Goal of the exercise ▸ Transcribe all of the material exactly.

Exercise input ▸
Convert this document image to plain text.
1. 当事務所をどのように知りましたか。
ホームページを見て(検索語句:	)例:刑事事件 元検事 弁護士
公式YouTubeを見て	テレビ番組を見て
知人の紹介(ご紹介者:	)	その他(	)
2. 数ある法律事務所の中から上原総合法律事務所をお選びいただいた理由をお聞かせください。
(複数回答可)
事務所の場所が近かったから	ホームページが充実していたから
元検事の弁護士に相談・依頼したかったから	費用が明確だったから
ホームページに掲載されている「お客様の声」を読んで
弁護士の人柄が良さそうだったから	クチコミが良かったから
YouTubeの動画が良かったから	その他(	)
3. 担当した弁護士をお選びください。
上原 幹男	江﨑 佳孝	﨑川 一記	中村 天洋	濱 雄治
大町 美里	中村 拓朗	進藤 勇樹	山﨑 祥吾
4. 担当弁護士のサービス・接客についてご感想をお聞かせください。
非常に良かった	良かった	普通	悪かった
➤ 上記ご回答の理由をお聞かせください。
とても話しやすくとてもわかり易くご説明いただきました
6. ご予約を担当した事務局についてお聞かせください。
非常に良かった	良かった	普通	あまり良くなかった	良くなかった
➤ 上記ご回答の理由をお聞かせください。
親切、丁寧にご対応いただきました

Answer in full ▸
Convert this document image to plain text.
1. 当事務所をどのように知りましたか。
ホームページを見て(検索語句:	)例:刑事事件 元検事 弁護士
公式YouTubeを見て	テレビ番組を見て
知人の紹介(ご紹介者:	)	その他(	)
2. 数ある法律事務所の中から上原総合法律事務所をお選びいただいた理由をお聞かせください。
(複数回答可)
事務所の場所が近かったから	ホームページが充実していたから
元検事の弁護士に相談・依頼したかったから	費用が明確だったから
ホームページに掲載されている「お客様の声」を読んで
弁護士の人柄が良さそうだったから	クチコミが良かったから
YouTubeの動画が良かったから	その他(	)
3. 担当した弁護士をお選びください。
上原 幹男	江﨑 佳孝	﨑川 一記	中村 天洋	濱 雄治
大町 美里	中村 拓朗	進藤 勇樹	山﨑 祥吾
4. 担当弁護士のサービス・接客についてご感想をお聞かせください。
非常に良かった	良かった	普通	悪かった
➤ 上記ご回答の理由をお聞かせください。
とても話しやすくとてもわかり易くご説明いただきました
6. ご予約を担当した事務局についてお聞かせください。
非常に良かった	良かった	普通	あまり良くなかった	良くなかった
➤ 上記ご回答の理由をお聞かせください。
親切、丁寧にご対応いただきました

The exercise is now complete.